DATA SUPPLIED:
_ _ _ _ _ _ _

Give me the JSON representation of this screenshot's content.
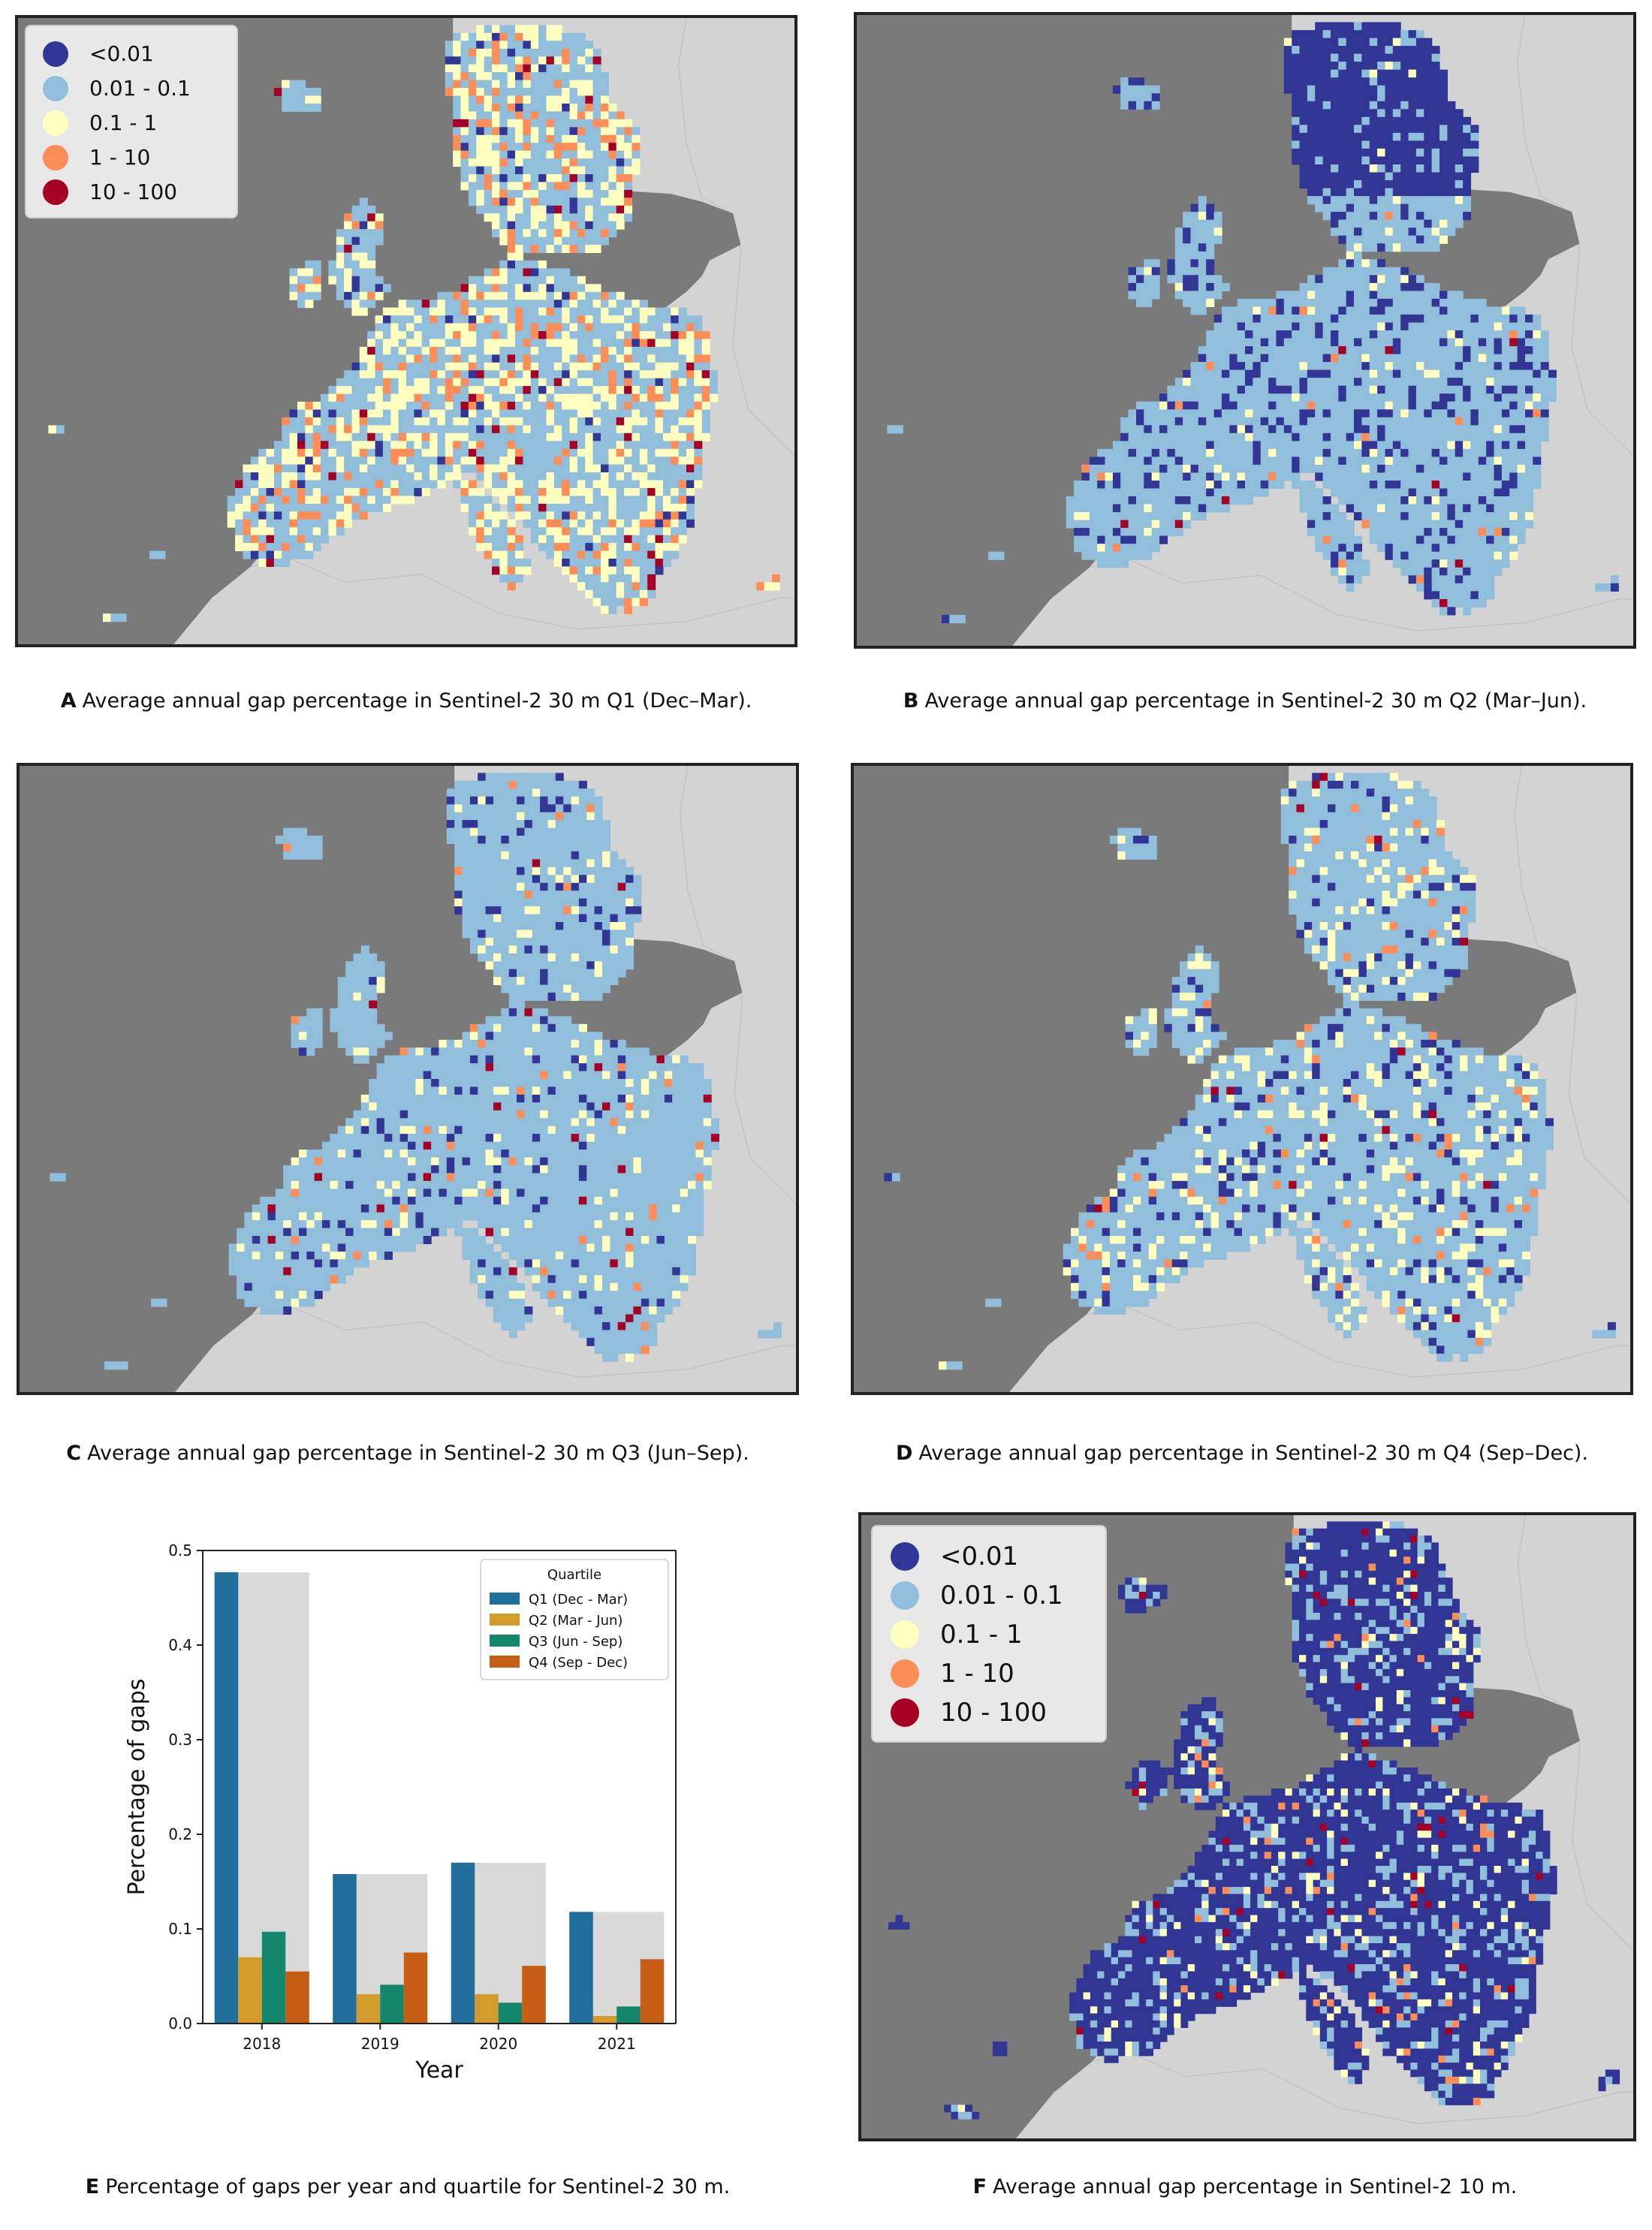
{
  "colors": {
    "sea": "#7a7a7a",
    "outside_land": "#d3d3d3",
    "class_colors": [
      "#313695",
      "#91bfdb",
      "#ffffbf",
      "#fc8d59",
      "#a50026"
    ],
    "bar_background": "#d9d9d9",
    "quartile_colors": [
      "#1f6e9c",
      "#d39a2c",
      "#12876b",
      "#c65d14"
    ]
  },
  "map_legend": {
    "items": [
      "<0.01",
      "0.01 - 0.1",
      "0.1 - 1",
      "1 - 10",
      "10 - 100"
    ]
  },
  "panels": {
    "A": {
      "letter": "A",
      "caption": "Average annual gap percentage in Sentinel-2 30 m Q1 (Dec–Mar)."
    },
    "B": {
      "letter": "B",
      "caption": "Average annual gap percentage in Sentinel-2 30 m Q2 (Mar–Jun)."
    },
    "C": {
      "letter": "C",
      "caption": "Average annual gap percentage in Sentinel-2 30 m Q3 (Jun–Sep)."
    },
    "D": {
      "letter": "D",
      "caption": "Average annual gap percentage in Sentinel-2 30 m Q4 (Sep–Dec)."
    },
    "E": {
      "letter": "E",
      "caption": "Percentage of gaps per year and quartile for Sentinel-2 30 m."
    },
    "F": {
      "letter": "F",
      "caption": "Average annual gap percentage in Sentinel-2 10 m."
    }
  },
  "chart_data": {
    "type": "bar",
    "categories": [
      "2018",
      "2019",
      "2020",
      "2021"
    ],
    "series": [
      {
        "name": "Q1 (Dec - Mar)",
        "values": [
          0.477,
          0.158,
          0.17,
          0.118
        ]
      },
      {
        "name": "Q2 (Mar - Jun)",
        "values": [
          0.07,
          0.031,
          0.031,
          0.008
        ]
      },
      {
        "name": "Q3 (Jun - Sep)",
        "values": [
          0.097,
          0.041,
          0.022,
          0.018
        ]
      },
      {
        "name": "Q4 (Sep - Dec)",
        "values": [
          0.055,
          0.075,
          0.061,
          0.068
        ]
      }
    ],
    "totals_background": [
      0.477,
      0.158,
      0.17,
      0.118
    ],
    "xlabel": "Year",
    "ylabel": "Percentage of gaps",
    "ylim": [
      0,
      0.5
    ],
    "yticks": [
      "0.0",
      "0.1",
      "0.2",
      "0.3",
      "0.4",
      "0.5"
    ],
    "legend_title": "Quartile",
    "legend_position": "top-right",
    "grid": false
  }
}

_ _ _ _ _ _ _

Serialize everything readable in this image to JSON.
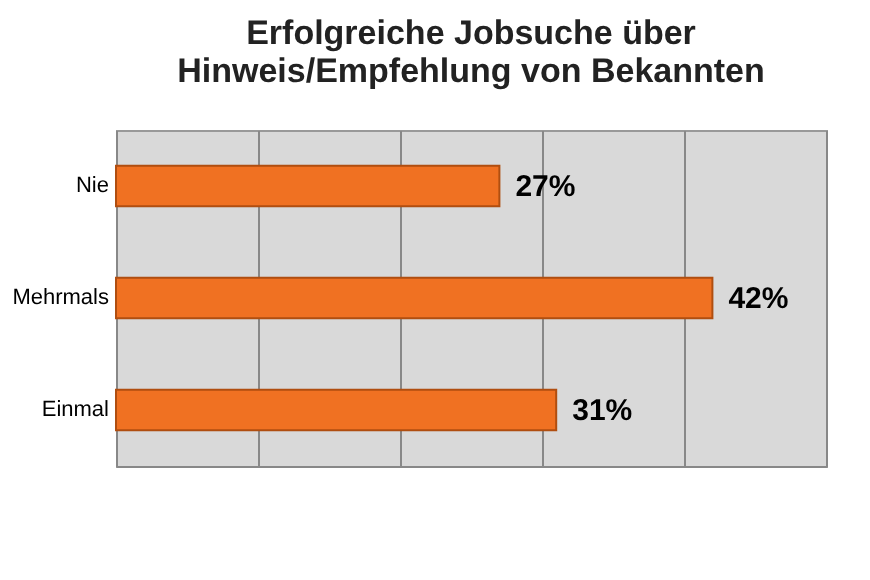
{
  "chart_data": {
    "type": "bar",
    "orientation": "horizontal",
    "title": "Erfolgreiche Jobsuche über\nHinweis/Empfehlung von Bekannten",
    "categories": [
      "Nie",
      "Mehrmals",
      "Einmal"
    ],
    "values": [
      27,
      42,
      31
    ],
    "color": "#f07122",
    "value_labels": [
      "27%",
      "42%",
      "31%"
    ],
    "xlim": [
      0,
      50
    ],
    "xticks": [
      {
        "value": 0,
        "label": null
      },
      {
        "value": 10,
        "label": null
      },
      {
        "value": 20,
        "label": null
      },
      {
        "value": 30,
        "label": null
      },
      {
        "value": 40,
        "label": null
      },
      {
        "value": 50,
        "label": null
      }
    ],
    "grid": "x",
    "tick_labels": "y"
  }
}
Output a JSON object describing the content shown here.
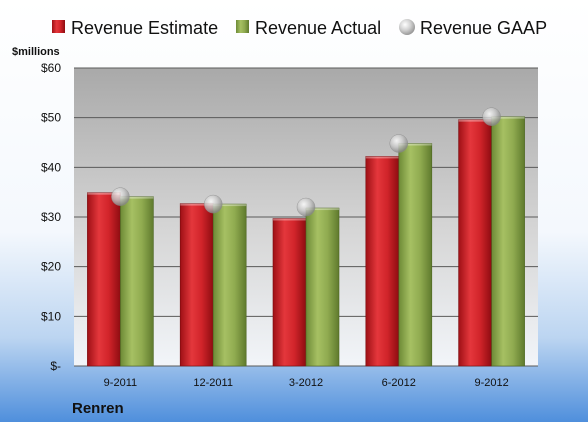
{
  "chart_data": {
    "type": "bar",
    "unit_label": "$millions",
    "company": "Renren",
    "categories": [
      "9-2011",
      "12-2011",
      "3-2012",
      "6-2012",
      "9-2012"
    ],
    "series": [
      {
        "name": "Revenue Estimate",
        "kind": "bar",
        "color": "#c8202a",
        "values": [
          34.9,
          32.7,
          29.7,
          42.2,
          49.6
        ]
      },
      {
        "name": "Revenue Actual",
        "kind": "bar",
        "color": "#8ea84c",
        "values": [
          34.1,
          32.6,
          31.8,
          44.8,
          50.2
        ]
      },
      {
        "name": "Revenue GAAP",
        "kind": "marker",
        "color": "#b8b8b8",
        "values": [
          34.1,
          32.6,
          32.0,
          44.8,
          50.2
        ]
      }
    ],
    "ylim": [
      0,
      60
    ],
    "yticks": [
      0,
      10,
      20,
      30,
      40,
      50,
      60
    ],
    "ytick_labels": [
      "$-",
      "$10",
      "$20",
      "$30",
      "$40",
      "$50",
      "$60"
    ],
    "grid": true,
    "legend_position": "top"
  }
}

_ _ _ _ _ _ _

WORK TO BE COMPLETED: Check each line of the records for the word "caption" and extract those that contain it.

CORRECT RESPONSE:
      "caption": "Average annual gap percentage in Sentinel-2 30 m Q1 (Dec–Mar)."
      "caption": "Average annual gap percentage in Sentinel-2 30 m Q2 (Mar–Jun)."
      "caption": "Average annual gap percentage in Sentinel-2 30 m Q3 (Jun–Sep)."
      "caption": "Average annual gap percentage in Sentinel-2 30 m Q4 (Sep–Dec)."
      "caption": "Percentage of gaps per year and quartile for Sentinel-2 30 m."
      "caption": "Average annual gap percentage in Sentinel-2 10 m."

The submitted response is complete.